● Text under study
Mr Dummett mentions twenty-one picture cards, though the total is actually
twenty-two. The twenty-second is the Fool. Its value is zero. ‘The player who
holds it can play it at any time, irrespective of the obligation to follow suit or to
play a trump; it cannot take the trick, but it excuses the player from the normal
constraints on playing to a trick, which is why it is often called the Excuse.’ It is
not the ancestor of the Joker, which is an American invention of the late
nineteenth century.

Things are now becoming clear. The Tarot pack is for playing games. If we wish
to use it for divination, that is entirely up to us, but we would be foolish to think,
like Papus, that we have here an ancient mystical codex which, over the
centuries, has been debased and reduced to the greasy pack once known as the
Soldier’s Prayerbook. The Tarot is an ordinary fifty-six-card pack of fifteenth-
century Italy (we have dropped the knight), to which twenty-two extra cards
have been added. The important thing, the one which gives a Tarot game its
special fascination, is the existence of permanent trump cards with marked
values. On the cover of Mr Dummett’s paperback guide to twelve representative
games card players are warned that, if they try some of them, they may lose their
appetite for games played with the regular pack. It is a fair warning. After
Grosstarock, Ottocento, Konigsrufen or Cego, bridge and whist seem very insipid.

Let us now consider Mr Dummett himself, whose big and expensive book on the
history of the Tarot is as exhaustive a study as one will find, scholarly, sceptical,
worthy of the philosopher whose books on Frege have met with large acclaim
(‘Superb exegesis’ – The Times –, ‘Monumental’ – The Listener). Mr Dummett was
more or less driven to this study by political events. An inveterate opponent of
racism, he became sickened in 1968 (‘the most terrible year that I hope I ever
have to live through’) by such horrors as the assassination of Martin Luther King
and the Labour Party’s promotion of racial discrimination in Britain. Emotional
anxiety precluded rigorous work on philosophy or logic, so he fell back on a new
hobby, of which this brilliant book is the scholarly fruit. I agree with Mr Dummett
about the importance of the ludic in our lives and the hypocrisy of scholars who
will not see games as an integral part of a culture. Of the world’s great games,
chess is approved because there is no chance and hence no gambling in it. Card
playing, because of the aleatory element, is looked down upon. Dr Johnson,
honest as always, wished he had learned to play cards, seeing in the ombre table
a means of heightening human sodality. One might add that a card game brings
us into contact with the unexpected, the unknown, the mysterious.

● Tasks and exercises
A. In the review of the Tarot book, why is the Fool often called the Excuse?
B. Continue the review of the Tarot book from its last sentence.

● Supplied records
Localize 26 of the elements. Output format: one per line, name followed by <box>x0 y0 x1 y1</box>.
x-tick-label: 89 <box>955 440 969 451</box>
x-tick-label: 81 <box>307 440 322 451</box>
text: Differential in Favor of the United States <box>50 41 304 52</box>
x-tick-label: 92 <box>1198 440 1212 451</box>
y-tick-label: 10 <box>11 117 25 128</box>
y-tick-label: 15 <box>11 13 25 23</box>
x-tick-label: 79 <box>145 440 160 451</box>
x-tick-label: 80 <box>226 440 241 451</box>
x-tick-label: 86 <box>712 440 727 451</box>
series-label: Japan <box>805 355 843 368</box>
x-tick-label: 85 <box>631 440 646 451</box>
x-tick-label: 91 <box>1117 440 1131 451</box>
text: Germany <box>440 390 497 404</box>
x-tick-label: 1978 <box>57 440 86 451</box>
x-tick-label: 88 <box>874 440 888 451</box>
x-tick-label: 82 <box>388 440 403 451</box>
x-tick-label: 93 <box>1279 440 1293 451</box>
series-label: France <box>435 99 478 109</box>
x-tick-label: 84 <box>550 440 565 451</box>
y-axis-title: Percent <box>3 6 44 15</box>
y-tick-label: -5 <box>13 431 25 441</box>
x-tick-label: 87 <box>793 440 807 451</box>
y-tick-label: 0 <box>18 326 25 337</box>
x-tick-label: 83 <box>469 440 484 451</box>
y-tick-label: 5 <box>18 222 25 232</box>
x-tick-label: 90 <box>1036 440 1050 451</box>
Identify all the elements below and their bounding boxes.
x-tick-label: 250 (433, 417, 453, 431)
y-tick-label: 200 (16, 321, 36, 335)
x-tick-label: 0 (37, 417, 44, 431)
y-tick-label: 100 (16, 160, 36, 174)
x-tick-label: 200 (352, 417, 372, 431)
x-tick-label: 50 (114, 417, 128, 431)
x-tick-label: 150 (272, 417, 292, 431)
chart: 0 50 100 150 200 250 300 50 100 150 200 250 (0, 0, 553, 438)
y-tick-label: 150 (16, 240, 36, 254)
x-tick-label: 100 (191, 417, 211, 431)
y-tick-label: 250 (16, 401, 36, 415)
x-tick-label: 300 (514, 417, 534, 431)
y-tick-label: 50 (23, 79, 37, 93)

● Written answers
A. It excuses the player from the normal constraints on playing to a trick.

B.
And so we come back to Papus and the division of the syllables of the Sacred
Name among the suits, the Tarot as the sidereal book of Henoch, the astral wheel
of Athor. Even though Mr Dummett puts our cartological emphases right, I still
swear by the Tarot as an efficient engine of divination. Eliot, as a good Anglican,
scorned Doris and Dusty, who drew the coffin, as well as the cartomancer with
the bad cold. But it is evident that he was fascinated by those who ‘report the
behaviour of the sea monster, describe the horoscope, haruspicate or scry …
riddle the inevitable with playing cards.’ So are we all. These two books are
intended to cool our fascination, interest us in the history of cards, and promote
new pastimes. They succeed in the last two, but I am not persuaded to throw
away my Papus.

– Anthony Burgess. But Do Blondes Prefer Gentlemen?